● **Aim**: Repeat every line exactly, keeping the pictures out of the copy.

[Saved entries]
+ + + +
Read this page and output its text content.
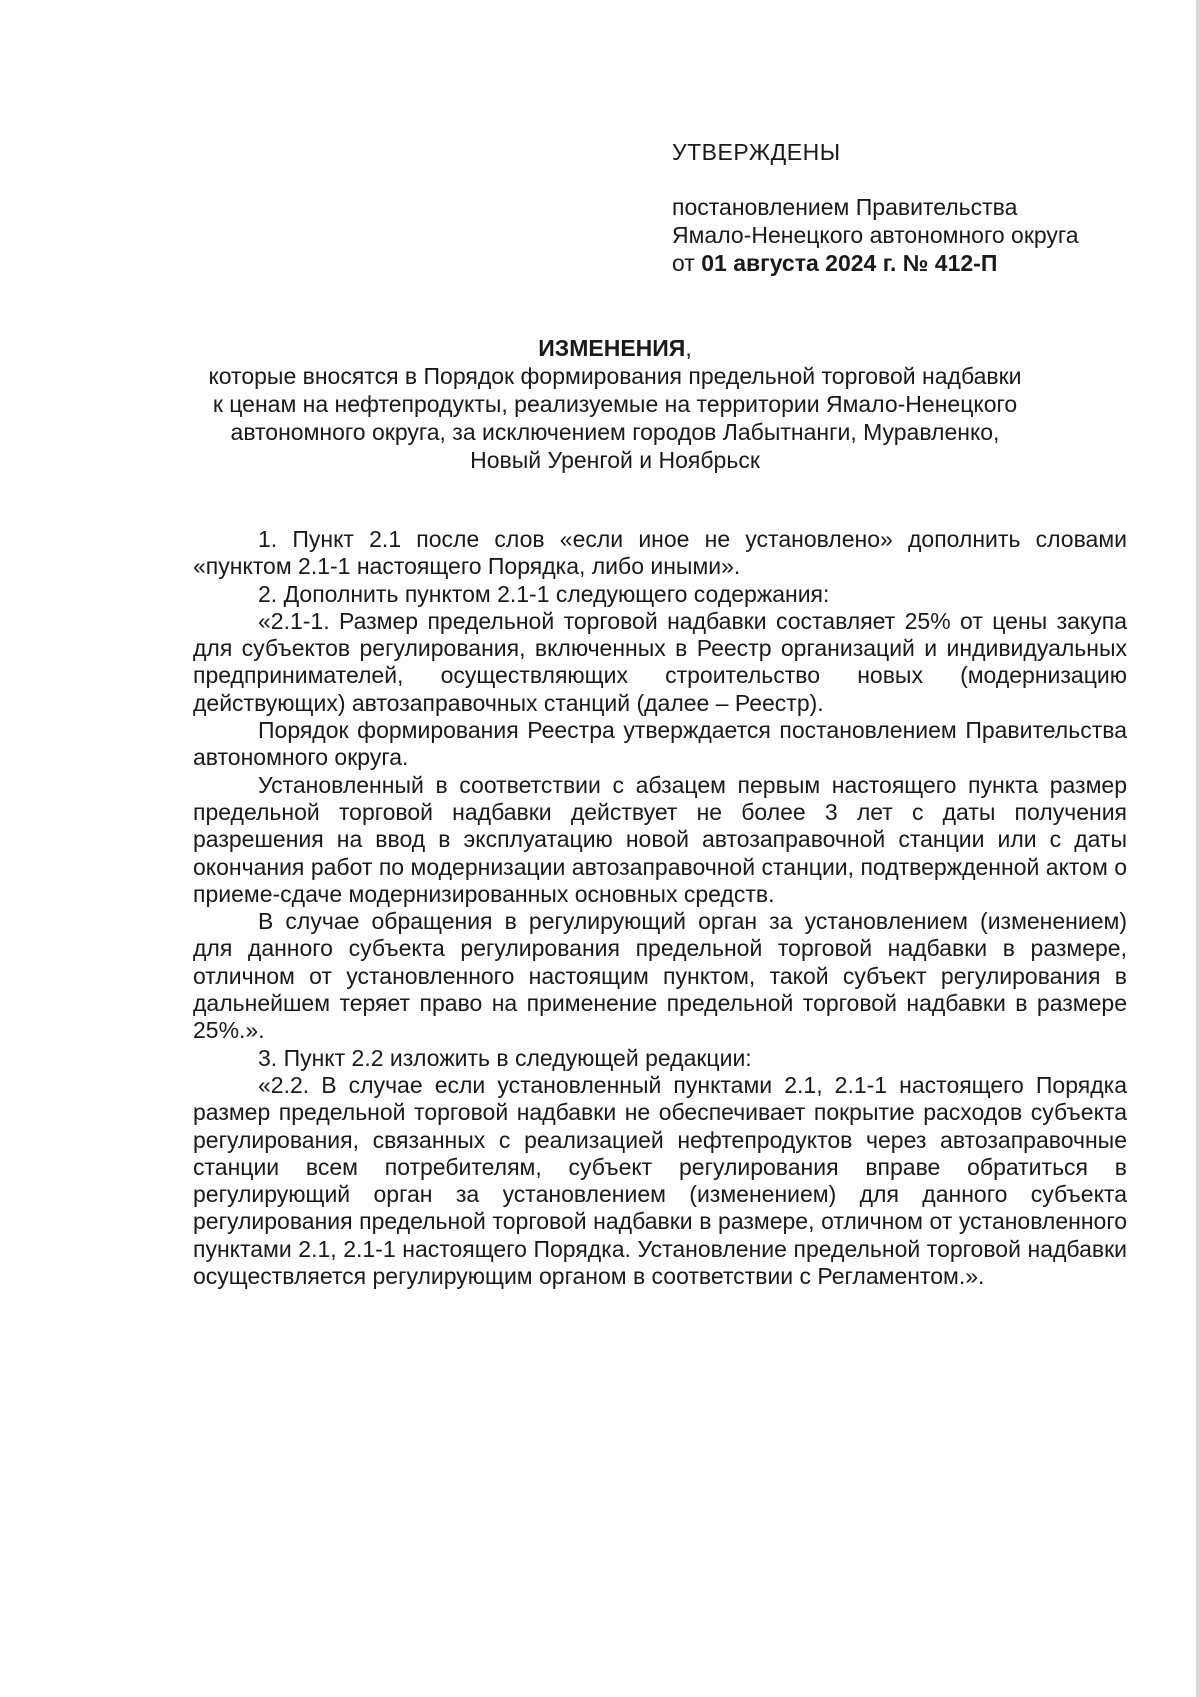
УТВЕРЖДЕНЫ
постановлением Правительства
Ямало-Ненецкого автономного округа
от 01 августа 2024 г. № 412-П
ИЗМЕНЕНИЯ,
которые вносятся в Порядок формирования предельной торговой надбавки
к ценам на нефтепродукты, реализуемые на территории Ямало-Ненецкого
автономного округа, за исключением городов Лабытнанги, Муравленко,
Новый Уренгой и Ноябрьск

1. Пункт 2.1 после слов «если иное не установлено» дополнить словами «пунктом 2.1-1 настоящего Порядка, либо иными».

2. Дополнить пунктом 2.1-1 следующего содержания:

«2.1-1. Размер предельной торговой надбавки составляет 25% от цены закупа для субъектов регулирования, включенных в Реестр организаций и индивидуальных предпринимателей, осуществляющих строительство новых (модернизацию действующих) автозаправочных станций (далее – Реестр).

Порядок формирования Реестра утверждается постановлением Правительства автономного округа.

Установленный в соответствии с абзацем первым настоящего пункта размер предельной торговой надбавки действует не более 3 лет с даты получения разрешения на ввод в эксплуатацию новой автозаправочной станции или с даты окончания работ по модернизации автозаправочной станции, подтвержденной актом о приеме-сдаче модернизированных основных средств.

В случае обращения в регулирующий орган за установлением (изменением) для данного субъекта регулирования предельной торговой надбавки в размере, отличном от установленного настоящим пунктом, такой субъект регулирования в дальнейшем теряет право на применение предельной торговой надбавки в размере 25%.».

3. Пункт 2.2 изложить в следующей редакции:

«2.2. В случае если установленный пунктами 2.1, 2.1-1 настоящего Порядка размер предельной торговой надбавки не обеспечивает покрытие расходов субъекта регулирования, связанных с реализацией нефтепродуктов через автозаправочные станции всем потребителям, субъект регулирования вправе обратиться в регулирующий орган за установлением (изменением) для данного субъекта регулирования предельной торговой надбавки в размере, отличном от установленного пунктами 2.1, 2.1-1 настоящего Порядка. Установление предельной торговой надбавки осуществляется регулирующим органом в соответствии с Регламентом.».
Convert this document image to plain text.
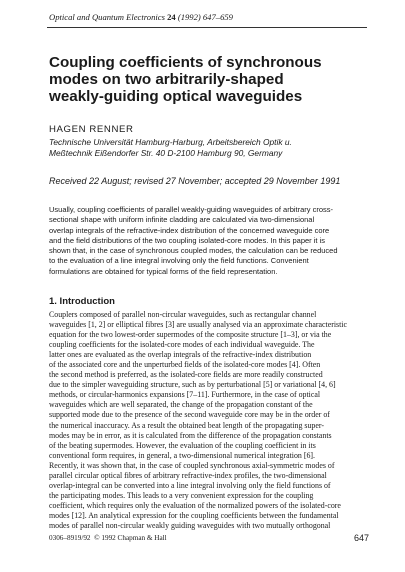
Optical and Quantum Electronics 24 (1992) 647–659
Coupling coefficients of synchronous
modes on two arbitrarily-shaped
weakly-guiding optical waveguides
HAGEN RENNER
Technische Universität Hamburg-Harburg, Arbeitsbereich Optik u.
Meßtechnik Eißendorfer Str. 40 D-2100 Hamburg 90, Germany
Received 22 August; revised 27 November; accepted 29 November 1991
Usually, coupling coefficients of parallel weakly-guiding waveguides of arbitrary cross-
sectional shape with uniform infinite cladding are calculated via two-dimensional
overlap integrals of the refractive-index distribution of the concerned waveguide core
and the field distributions of the two coupling isolated-core modes. In this paper it is
shown that, in the case of synchronous coupled modes, the calculation can be reduced
to the evaluation of a line integral involving only the field functions. Convenient
formulations are obtained for typical forms of the field representation.
1. Introduction
Couplers composed of parallel non-circular waveguides, such as rectangular channel
waveguides [1, 2] or elliptical fibres [3] are usually analysed via an approximate characteristic
equation for the two lowest-order supermodes of the composite structure [1–3], or via the
coupling coefficients for the isolated-core modes of each individual waveguide. The
latter ones are evaluated as the overlap integrals of the refractive-index distribution
of the associated core and the unperturbed fields of the isolated-core modes [4]. Often
the second method is preferred, as the isolated-core fields are more readily constructed
due to the simpler waveguiding structure, such as by perturbational [5] or variational [4, 6]
methods, or circular-harmonics expansions [7–11]. Furthermore, in the case of optical
waveguides which are well separated, the change of the propagation constant of the
supported mode due to the presence of the second waveguide core may be in the order of
the numerical inaccuracy. As a result the obtained beat length of the propagating super-
modes may be in error, as it is calculated from the difference of the propagation constants
of the beating supermodes. However, the evaluation of the coupling coefficient in its
conventional form requires, in general, a two-dimensional numerical integration [6].
Recently, it was shown that, in the case of coupled synchronous axial-symmetric modes of
parallel circular optical fibres of arbitrary refractive-index profiles, the two-dimensional
overlap-integral can be converted into a line integral involving only the field functions of
the participating modes. This leads to a very convenient expression for the coupling
coefficient, which requires only the evaluation of the normalized powers of the isolated-core
modes [12]. An analytical expression for the coupling coefficients between the fundamental
modes of parallel non-circular weakly guiding waveguides with two mutually orthogonal
0306–8919/92 © 1992 Chapman & Hall	647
+ + + +
● **Full output**:
Read this page and output its text content.
УТВЕРЖДЕНЫ
постановлением Правительства
Ямало-Ненецкого автономного округа
от 01 августа 2024 г. № 412-П
ИЗМЕНЕНИЯ,
которые вносятся в Порядок формирования предельной торговой надбавки
к ценам на нефтепродукты, реализуемые на территории Ямало-Ненецкого
автономного округа, за исключением городов Лабытнанги, Муравленко,
Новый Уренгой и Ноябрьск

1. Пункт 2.1 после слов «если иное не установлено» дополнить словами «пунктом 2.1-1 настоящего Порядка, либо иными».

2. Дополнить пунктом 2.1-1 следующего содержания:

«2.1-1. Размер предельной торговой надбавки составляет 25% от цены закупа для субъектов регулирования, включенных в Реестр организаций и индивидуальных предпринимателей, осуществляющих строительство новых (модернизацию действующих) автозаправочных станций (далее – Реестр).

Порядок формирования Реестра утверждается постановлением Правительства автономного округа.

Установленный в соответствии с абзацем первым настоящего пункта размер предельной торговой надбавки действует не более 3 лет с даты получения разрешения на ввод в эксплуатацию новой автозаправочной станции или с даты окончания работ по модернизации автозаправочной станции, подтвержденной актом о приеме-сдаче модернизированных основных средств.

В случае обращения в регулирующий орган за установлением (изменением) для данного субъекта регулирования предельной торговой надбавки в размере, отличном от установленного настоящим пунктом, такой субъект регулирования в дальнейшем теряет право на применение предельной торговой надбавки в размере 25%.».

3. Пункт 2.2 изложить в следующей редакции:

«2.2. В случае если установленный пунктами 2.1, 2.1-1 настоящего Порядка размер предельной торговой надбавки не обеспечивает покрытие расходов субъекта регулирования, связанных с реализацией нефтепродуктов через автозаправочные станции всем потребителям, субъект регулирования вправе обратиться в регулирующий орган за установлением (изменением) для данного субъекта регулирования предельной торговой надбавки в размере, отличном от установленного пунктами 2.1, 2.1-1 настоящего Порядка. Установление предельной торговой надбавки осуществляется регулирующим органом в соответствии с Регламентом.».
Convert this document image to plain text.
Optical and Quantum Electronics 24 (1992) 647–659
Coupling coefficients of synchronous
modes on two arbitrarily-shaped
weakly-guiding optical waveguides
HAGEN RENNER
Technische Universität Hamburg-Harburg, Arbeitsbereich Optik u.
Meßtechnik Eißendorfer Str. 40 D-2100 Hamburg 90, Germany
Received 22 August; revised 27 November; accepted 29 November 1991
Usually, coupling coefficients of parallel weakly-guiding waveguides of arbitrary cross-
sectional shape with uniform infinite cladding are calculated via two-dimensional
overlap integrals of the refractive-index distribution of the concerned waveguide core
and the field distributions of the two coupling isolated-core modes. In this paper it is
shown that, in the case of synchronous coupled modes, the calculation can be reduced
to the evaluation of a line integral involving only the field functions. Convenient
formulations are obtained for typical forms of the field representation.
1. Introduction
Couplers composed of parallel non-circular waveguides, such as rectangular channel
waveguides [1, 2] or elliptical fibres [3] are usually analysed via an approximate characteristic
equation for the two lowest-order supermodes of the composite structure [1–3], or via the
coupling coefficients for the isolated-core modes of each individual waveguide. The
latter ones are evaluated as the overlap integrals of the refractive-index distribution
of the associated core and the unperturbed fields of the isolated-core modes [4]. Often
the second method is preferred, as the isolated-core fields are more readily constructed
due to the simpler waveguiding structure, such as by perturbational [5] or variational [4, 6]
methods, or circular-harmonics expansions [7–11]. Furthermore, in the case of optical
waveguides which are well separated, the change of the propagation constant of the
supported mode due to the presence of the second waveguide core may be in the order of
the numerical inaccuracy. As a result the obtained beat length of the propagating super-
modes may be in error, as it is calculated from the difference of the propagation constants
of the beating supermodes. However, the evaluation of the coupling coefficient in its
conventional form requires, in general, a two-dimensional numerical integration [6].
Recently, it was shown that, in the case of coupled synchronous axial-symmetric modes of
parallel circular optical fibres of arbitrary refractive-index profiles, the two-dimensional
overlap-integral can be converted into a line integral involving only the field functions of
the participating modes. This leads to a very convenient expression for the coupling
coefficient, which requires only the evaluation of the normalized powers of the isolated-core
modes [12]. An analytical expression for the coupling coefficients between the fundamental
modes of parallel non-circular weakly guiding waveguides with two mutually orthogonal
0306–8919/92 © 1992 Chapman & Hall	647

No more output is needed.